##### ENTRIES SUPPLIED #####
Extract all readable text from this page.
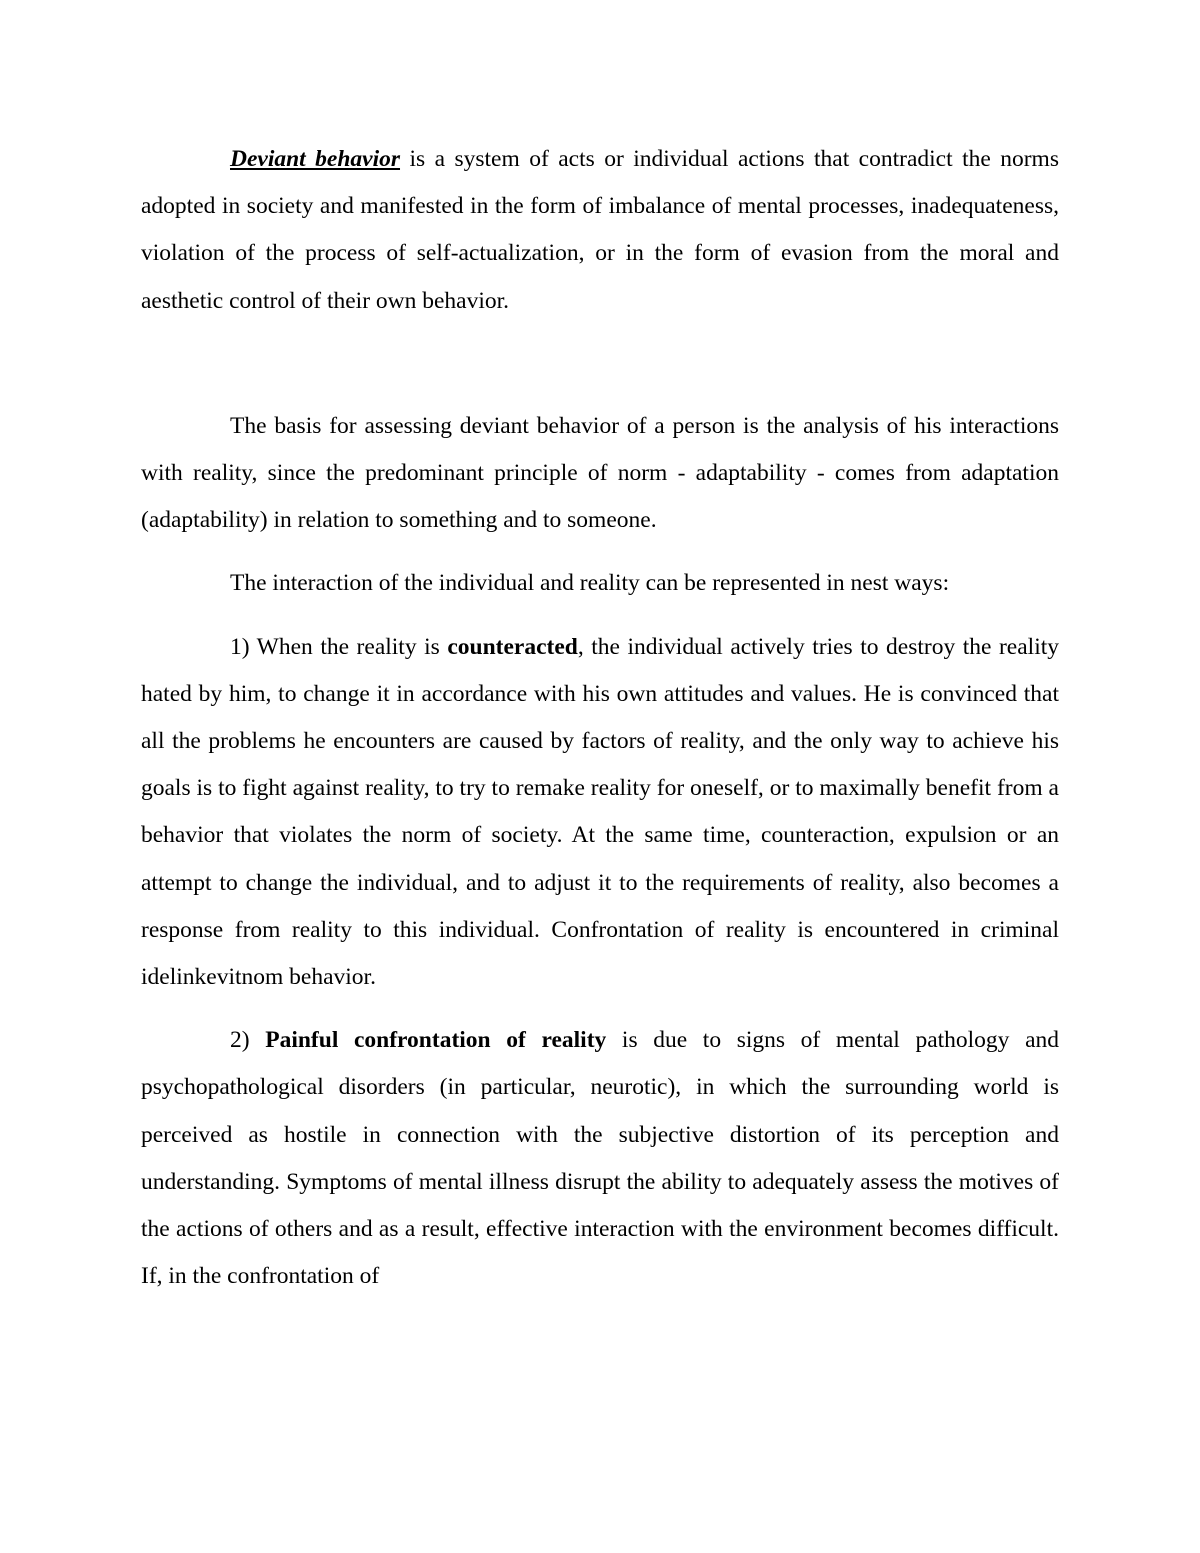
Deviant behavior is a system of acts or individual actions that contradict the norms adopted in society and manifested in the form of imbalance of mental processes, inadequateness, violation of the process of self-actualization, or in the form of evasion from the moral and aesthetic control of their own behavior.

The basis for assessing deviant behavior of a person is the analysis of his interactions with reality, since the predominant principle of norm - adaptability - comes from adaptation (adaptability) in relation to something and to someone.

The interaction of the individual and reality can be represented in nest ways:

1) When the reality is counteracted, the individual actively tries to destroy the reality hated by him, to change it in accordance with his own attitudes and values. He is convinced that all the problems he encounters are caused by factors of reality, and the only way to achieve his goals is to fight against reality, to try to remake reality for oneself, or to maximally benefit from a behavior that violates the norm of society. At the same time, counteraction, expulsion or an attempt to change the individual, and to adjust it to the requirements of reality, also becomes a response from reality to this individual. Confrontation of reality is encountered in criminal idelinkevitnom behavior.

2) Painful confrontation of reality is due to signs of mental pathology and psychopathological disorders (in particular, neurotic), in which the surrounding world is perceived as hostile in connection with the subjective distortion of its perception and understanding. Symptoms of mental illness disrupt the ability to adequately assess the motives of the actions of others and as a result, effective interaction with the environment becomes difficult. If, in the confrontation of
#####
→ **YOUR TASK**:
All of the data above should be quoted exactly, except for the pictures.

→ **SOLUTION TO THE EXERCISE**:
Extract all readable text from this page.
Deviant behavior is a system of acts or individual actions that contradict the norms adopted in society and manifested in the form of imbalance of mental processes, inadequateness, violation of the process of self-actualization, or in the form of evasion from the moral and aesthetic control of their own behavior.

The basis for assessing deviant behavior of a person is the analysis of his interactions with reality, since the predominant principle of norm - adaptability - comes from adaptation (adaptability) in relation to something and to someone.

The interaction of the individual and reality can be represented in nest ways:

1) When the reality is counteracted, the individual actively tries to destroy the reality hated by him, to change it in accordance with his own attitudes and values. He is convinced that all the problems he encounters are caused by factors of reality, and the only way to achieve his goals is to fight against reality, to try to remake reality for oneself, or to maximally benefit from a behavior that violates the norm of society. At the same time, counteraction, expulsion or an attempt to change the individual, and to adjust it to the requirements of reality, also becomes a response from reality to this individual. Confrontation of reality is encountered in criminal idelinkevitnom behavior.

2) Painful confrontation of reality is due to signs of mental pathology and psychopathological disorders (in particular, neurotic), in which the surrounding world is perceived as hostile in connection with the subjective distortion of its perception and understanding. Symptoms of mental illness disrupt the ability to adequately assess the motives of the actions of others and as a result, effective interaction with the environment becomes difficult. If, in the confrontation of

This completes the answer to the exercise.